Extract every line from the records below that contains the word "والبيهقي".

---------- RAW RECORDS

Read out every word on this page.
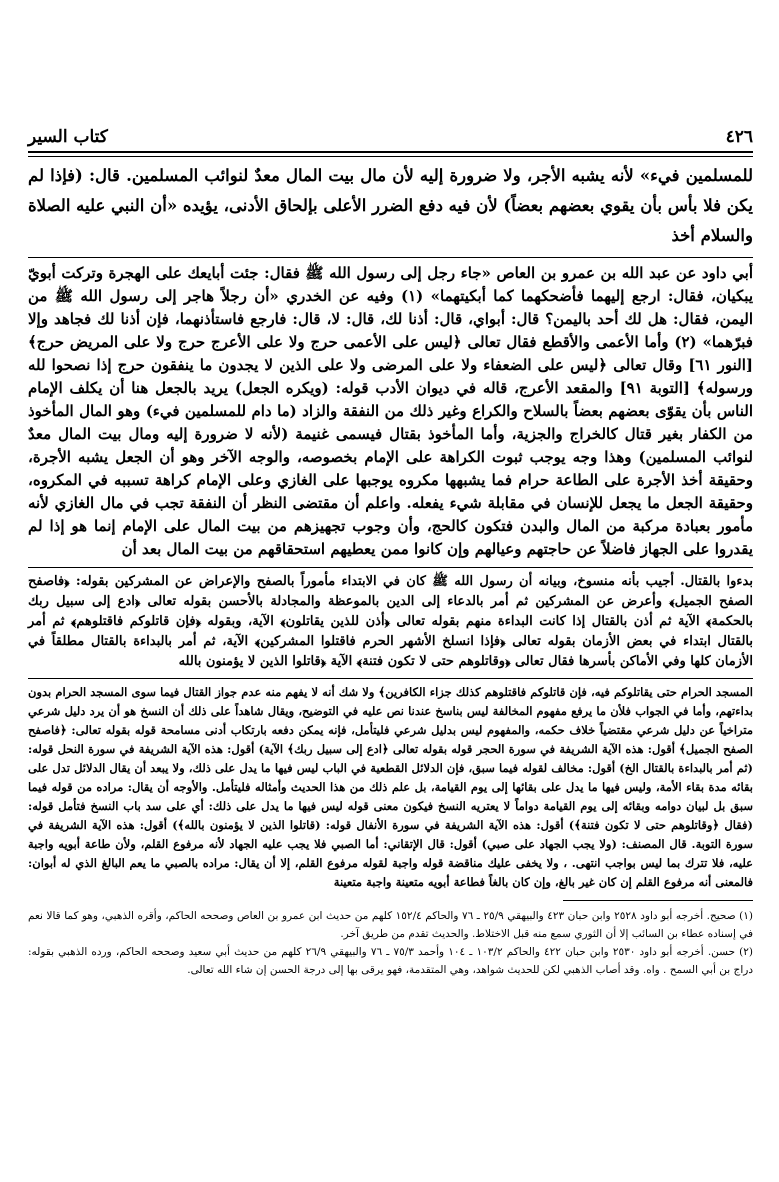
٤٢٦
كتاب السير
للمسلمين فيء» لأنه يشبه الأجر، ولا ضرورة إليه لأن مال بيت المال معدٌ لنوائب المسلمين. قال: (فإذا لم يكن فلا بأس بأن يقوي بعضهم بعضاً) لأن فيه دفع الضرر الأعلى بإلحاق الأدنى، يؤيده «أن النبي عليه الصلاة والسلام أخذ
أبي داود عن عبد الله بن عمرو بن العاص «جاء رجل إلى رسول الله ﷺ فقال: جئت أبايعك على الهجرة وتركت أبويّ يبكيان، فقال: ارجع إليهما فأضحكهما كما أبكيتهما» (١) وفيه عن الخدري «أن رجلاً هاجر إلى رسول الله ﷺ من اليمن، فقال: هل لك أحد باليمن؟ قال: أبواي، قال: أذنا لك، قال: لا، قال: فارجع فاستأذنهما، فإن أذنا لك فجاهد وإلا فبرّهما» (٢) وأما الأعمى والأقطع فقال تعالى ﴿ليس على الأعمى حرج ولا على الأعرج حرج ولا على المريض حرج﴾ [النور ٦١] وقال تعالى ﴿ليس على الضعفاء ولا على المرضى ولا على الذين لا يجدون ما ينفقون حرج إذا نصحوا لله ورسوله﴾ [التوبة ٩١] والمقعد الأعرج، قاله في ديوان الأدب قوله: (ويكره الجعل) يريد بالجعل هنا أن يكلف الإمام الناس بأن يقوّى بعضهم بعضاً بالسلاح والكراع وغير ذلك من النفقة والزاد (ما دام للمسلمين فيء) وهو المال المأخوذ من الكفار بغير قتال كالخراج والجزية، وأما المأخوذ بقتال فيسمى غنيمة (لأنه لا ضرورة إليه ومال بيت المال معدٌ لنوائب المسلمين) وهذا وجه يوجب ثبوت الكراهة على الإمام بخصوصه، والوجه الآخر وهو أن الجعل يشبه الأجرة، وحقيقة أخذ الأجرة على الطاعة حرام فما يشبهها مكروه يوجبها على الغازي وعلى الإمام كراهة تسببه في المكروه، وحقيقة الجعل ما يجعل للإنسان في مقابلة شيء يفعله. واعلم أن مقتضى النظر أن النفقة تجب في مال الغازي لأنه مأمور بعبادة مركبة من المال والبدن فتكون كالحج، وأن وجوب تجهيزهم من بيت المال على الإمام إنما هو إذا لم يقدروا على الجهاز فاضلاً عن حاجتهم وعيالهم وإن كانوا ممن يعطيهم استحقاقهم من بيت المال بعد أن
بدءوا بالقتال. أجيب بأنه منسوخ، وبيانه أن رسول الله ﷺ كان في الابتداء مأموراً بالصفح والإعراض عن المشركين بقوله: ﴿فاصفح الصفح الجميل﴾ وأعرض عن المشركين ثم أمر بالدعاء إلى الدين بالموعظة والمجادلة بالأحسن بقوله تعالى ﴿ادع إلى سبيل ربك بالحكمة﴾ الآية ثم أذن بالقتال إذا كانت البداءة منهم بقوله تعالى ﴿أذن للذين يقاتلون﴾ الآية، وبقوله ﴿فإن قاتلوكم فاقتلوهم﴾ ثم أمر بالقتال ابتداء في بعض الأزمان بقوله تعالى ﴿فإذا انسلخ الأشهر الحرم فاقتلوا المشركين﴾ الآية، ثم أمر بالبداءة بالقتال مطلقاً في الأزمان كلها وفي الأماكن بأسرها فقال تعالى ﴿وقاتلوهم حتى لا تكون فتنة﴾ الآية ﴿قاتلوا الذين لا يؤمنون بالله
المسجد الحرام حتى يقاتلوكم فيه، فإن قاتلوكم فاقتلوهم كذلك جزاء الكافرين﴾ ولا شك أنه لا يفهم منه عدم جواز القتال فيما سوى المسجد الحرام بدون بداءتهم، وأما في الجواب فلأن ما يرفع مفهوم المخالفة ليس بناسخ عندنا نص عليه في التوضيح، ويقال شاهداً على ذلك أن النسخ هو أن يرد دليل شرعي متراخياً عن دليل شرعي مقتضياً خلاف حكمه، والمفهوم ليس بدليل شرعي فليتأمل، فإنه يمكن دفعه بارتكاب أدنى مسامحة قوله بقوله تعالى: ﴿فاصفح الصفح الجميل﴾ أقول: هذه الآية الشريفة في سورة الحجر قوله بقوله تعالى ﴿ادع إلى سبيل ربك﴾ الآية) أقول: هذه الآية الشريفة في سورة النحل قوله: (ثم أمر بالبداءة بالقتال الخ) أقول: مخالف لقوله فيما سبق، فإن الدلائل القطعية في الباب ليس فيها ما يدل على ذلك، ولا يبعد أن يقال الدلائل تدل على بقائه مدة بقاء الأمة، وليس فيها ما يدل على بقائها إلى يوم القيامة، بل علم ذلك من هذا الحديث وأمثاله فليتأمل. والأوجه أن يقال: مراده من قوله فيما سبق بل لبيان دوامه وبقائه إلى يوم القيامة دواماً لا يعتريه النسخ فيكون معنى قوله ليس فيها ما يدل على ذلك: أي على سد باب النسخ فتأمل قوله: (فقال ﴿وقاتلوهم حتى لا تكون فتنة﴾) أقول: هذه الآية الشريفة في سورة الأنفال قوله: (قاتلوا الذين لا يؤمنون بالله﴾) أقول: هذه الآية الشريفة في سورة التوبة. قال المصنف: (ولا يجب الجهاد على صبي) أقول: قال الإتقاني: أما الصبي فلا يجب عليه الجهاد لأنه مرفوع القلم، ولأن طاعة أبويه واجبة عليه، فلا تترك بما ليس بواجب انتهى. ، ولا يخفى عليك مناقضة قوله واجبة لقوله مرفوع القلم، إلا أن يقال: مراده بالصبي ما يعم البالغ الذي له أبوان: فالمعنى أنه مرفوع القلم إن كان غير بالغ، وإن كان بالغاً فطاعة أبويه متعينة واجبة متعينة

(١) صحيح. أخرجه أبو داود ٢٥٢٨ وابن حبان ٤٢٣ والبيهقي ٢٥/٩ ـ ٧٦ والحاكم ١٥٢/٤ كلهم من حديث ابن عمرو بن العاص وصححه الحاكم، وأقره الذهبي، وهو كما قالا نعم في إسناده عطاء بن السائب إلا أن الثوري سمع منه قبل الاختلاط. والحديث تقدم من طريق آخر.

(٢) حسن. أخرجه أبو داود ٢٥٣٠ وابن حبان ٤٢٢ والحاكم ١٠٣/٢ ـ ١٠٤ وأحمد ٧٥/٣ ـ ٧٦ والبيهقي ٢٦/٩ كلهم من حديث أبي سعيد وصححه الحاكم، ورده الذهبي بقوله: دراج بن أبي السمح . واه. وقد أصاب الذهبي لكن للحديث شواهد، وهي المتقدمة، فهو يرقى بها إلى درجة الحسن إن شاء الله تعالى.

--------------------

§ FULL ANSWER:
(١) صحيح. أخرجه أبو داود ٢٥٢٨ وابن حبان ٤٢٣ والبيهقي ٢٥/٩ ـ ٧٦ والحاكم ١٥٢/٤ كلهم من حديث ابن عمرو بن العاص وصححه الحاكم، وأقره الذهبي، وهو كما قالا نعم في إسناده عطاء بن السائب إلا أن الثوري سمع منه قبل الاختلاط. والحديث تقدم من طريق آخر.
(٢) حسن. أخرجه أبو داود ٢٥٣٠ وابن حبان ٤٢٢ والحاكم ١٠٣/٢ ـ ١٠٤ وأحمد ٧٥/٣ ـ ٧٦ والبيهقي ٢٦/٩ كلهم من حديث أبي سعيد وصححه الحاكم، ورده الذهبي بقوله: دراج بن أبي السمح . واه. وقد أصاب الذهبي لكن للحديث شواهد، وهي المتقدمة، فهو يرقى بها إلى درجة الحسن إن شاء الله تعالى.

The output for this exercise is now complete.